-- Start Listing --
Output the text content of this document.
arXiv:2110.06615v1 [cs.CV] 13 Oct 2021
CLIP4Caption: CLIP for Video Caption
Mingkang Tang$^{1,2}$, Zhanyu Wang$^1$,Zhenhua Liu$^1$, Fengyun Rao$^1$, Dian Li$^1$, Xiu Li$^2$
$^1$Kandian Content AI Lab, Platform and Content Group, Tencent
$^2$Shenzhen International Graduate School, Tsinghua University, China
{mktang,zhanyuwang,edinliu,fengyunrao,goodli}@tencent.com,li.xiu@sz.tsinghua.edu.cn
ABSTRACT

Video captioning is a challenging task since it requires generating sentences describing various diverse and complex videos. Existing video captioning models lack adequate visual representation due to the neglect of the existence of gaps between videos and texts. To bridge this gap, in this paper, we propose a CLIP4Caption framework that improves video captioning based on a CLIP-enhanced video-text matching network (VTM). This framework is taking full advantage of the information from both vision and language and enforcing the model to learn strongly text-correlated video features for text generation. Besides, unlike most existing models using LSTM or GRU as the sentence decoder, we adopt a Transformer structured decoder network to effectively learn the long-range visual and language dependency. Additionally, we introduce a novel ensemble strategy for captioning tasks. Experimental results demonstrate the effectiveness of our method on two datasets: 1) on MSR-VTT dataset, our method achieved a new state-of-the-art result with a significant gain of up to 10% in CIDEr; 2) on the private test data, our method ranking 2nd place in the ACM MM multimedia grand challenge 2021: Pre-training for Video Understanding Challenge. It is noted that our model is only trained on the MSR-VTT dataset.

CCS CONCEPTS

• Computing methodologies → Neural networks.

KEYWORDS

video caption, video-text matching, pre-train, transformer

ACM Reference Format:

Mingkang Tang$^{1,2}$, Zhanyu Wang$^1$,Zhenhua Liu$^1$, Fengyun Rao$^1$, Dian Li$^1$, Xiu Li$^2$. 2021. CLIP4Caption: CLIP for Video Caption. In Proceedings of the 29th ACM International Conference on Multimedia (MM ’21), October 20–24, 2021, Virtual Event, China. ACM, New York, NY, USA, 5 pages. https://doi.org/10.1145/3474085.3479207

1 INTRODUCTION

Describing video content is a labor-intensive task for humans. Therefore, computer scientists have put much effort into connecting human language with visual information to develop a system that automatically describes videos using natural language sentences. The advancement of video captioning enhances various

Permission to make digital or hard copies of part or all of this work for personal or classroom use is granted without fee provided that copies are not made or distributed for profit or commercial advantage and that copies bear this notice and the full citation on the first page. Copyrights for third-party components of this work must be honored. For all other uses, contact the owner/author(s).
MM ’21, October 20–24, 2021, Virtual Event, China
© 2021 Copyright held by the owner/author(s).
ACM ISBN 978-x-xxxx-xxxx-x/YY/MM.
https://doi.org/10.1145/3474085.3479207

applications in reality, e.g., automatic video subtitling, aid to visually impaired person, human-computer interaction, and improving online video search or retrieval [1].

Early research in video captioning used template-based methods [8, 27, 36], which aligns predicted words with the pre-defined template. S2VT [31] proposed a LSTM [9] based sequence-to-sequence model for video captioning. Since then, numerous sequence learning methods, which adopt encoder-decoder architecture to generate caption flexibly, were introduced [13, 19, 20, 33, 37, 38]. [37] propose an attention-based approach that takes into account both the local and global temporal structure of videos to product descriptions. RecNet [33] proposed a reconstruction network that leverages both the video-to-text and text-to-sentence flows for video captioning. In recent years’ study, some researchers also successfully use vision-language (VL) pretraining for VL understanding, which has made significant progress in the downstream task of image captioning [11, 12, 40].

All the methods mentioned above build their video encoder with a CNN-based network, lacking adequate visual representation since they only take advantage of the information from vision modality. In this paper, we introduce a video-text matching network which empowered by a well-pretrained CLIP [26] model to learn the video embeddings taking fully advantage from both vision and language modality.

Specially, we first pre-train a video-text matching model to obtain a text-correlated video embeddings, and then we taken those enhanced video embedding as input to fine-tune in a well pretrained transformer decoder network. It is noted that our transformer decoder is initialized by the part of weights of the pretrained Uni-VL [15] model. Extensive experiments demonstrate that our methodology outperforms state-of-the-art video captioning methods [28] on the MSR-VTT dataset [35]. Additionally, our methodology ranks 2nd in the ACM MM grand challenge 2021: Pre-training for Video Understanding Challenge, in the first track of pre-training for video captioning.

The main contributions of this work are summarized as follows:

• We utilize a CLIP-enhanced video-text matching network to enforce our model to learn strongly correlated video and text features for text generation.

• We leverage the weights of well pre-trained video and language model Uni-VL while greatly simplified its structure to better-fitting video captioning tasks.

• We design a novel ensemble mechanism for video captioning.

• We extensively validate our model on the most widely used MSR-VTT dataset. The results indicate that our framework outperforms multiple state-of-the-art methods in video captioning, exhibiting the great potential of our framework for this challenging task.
-- End Listing --
Instruction — Each record above should be repeated exactly as it appears.

Answer for the task —
Output the text content of this document.
arXiv:2110.06615v1 [cs.CV] 13 Oct 2021
CLIP4Caption: CLIP for Video Caption
Mingkang Tang$^{1,2}$, Zhanyu Wang$^1$,Zhenhua Liu$^1$, Fengyun Rao$^1$, Dian Li$^1$, Xiu Li$^2$
$^1$Kandian Content AI Lab, Platform and Content Group, Tencent
$^2$Shenzhen International Graduate School, Tsinghua University, China
{mktang,zhanyuwang,edinliu,fengyunrao,goodli}@tencent.com,li.xiu@sz.tsinghua.edu.cn
ABSTRACT

Video captioning is a challenging task since it requires generating sentences describing various diverse and complex videos. Existing video captioning models lack adequate visual representation due to the neglect of the existence of gaps between videos and texts. To bridge this gap, in this paper, we propose a CLIP4Caption framework that improves video captioning based on a CLIP-enhanced video-text matching network (VTM). This framework is taking full advantage of the information from both vision and language and enforcing the model to learn strongly text-correlated video features for text generation. Besides, unlike most existing models using LSTM or GRU as the sentence decoder, we adopt a Transformer structured decoder network to effectively learn the long-range visual and language dependency. Additionally, we introduce a novel ensemble strategy for captioning tasks. Experimental results demonstrate the effectiveness of our method on two datasets: 1) on MSR-VTT dataset, our method achieved a new state-of-the-art result with a significant gain of up to 10% in CIDEr; 2) on the private test data, our method ranking 2nd place in the ACM MM multimedia grand challenge 2021: Pre-training for Video Understanding Challenge. It is noted that our model is only trained on the MSR-VTT dataset.

CCS CONCEPTS

• Computing methodologies → Neural networks.

KEYWORDS

video caption, video-text matching, pre-train, transformer

ACM Reference Format:

Mingkang Tang$^{1,2}$, Zhanyu Wang$^1$,Zhenhua Liu$^1$, Fengyun Rao$^1$, Dian Li$^1$, Xiu Li$^2$. 2021. CLIP4Caption: CLIP for Video Caption. In Proceedings of the 29th ACM International Conference on Multimedia (MM ’21), October 20–24, 2021, Virtual Event, China. ACM, New York, NY, USA, 5 pages. https://doi.org/10.1145/3474085.3479207

1 INTRODUCTION

Describing video content is a labor-intensive task for humans. Therefore, computer scientists have put much effort into connecting human language with visual information to develop a system that automatically describes videos using natural language sentences. The advancement of video captioning enhances various

Permission to make digital or hard copies of part or all of this work for personal or classroom use is granted without fee provided that copies are not made or distributed for profit or commercial advantage and that copies bear this notice and the full citation on the first page. Copyrights for third-party components of this work must be honored. For all other uses, contact the owner/author(s).
MM ’21, October 20–24, 2021, Virtual Event, China
© 2021 Copyright held by the owner/author(s).
ACM ISBN 978-x-xxxx-xxxx-x/YY/MM.
https://doi.org/10.1145/3474085.3479207

applications in reality, e.g., automatic video subtitling, aid to visually impaired person, human-computer interaction, and improving online video search or retrieval [1].

Early research in video captioning used template-based methods [8, 27, 36], which aligns predicted words with the pre-defined template. S2VT [31] proposed a LSTM [9] based sequence-to-sequence model for video captioning. Since then, numerous sequence learning methods, which adopt encoder-decoder architecture to generate caption flexibly, were introduced [13, 19, 20, 33, 37, 38]. [37] propose an attention-based approach that takes into account both the local and global temporal structure of videos to product descriptions. RecNet [33] proposed a reconstruction network that leverages both the video-to-text and text-to-sentence flows for video captioning. In recent years’ study, some researchers also successfully use vision-language (VL) pretraining for VL understanding, which has made significant progress in the downstream task of image captioning [11, 12, 40].

All the methods mentioned above build their video encoder with a CNN-based network, lacking adequate visual representation since they only take advantage of the information from vision modality. In this paper, we introduce a video-text matching network which empowered by a well-pretrained CLIP [26] model to learn the video embeddings taking fully advantage from both vision and language modality.

Specially, we first pre-train a video-text matching model to obtain a text-correlated video embeddings, and then we taken those enhanced video embedding as input to fine-tune in a well pretrained transformer decoder network. It is noted that our transformer decoder is initialized by the part of weights of the pretrained Uni-VL [15] model. Extensive experiments demonstrate that our methodology outperforms state-of-the-art video captioning methods [28] on the MSR-VTT dataset [35]. Additionally, our methodology ranks 2nd in the ACM MM grand challenge 2021: Pre-training for Video Understanding Challenge, in the first track of pre-training for video captioning.

The main contributions of this work are summarized as follows:

• We utilize a CLIP-enhanced video-text matching network to enforce our model to learn strongly correlated video and text features for text generation.

• We leverage the weights of well pre-trained video and language model Uni-VL while greatly simplified its structure to better-fitting video captioning tasks.

• We design a novel ensemble mechanism for video captioning.

• We extensively validate our model on the most widely used MSR-VTT dataset. The results indicate that our framework outperforms multiple state-of-the-art methods in video captioning, exhibiting the great potential of our framework for this challenging task.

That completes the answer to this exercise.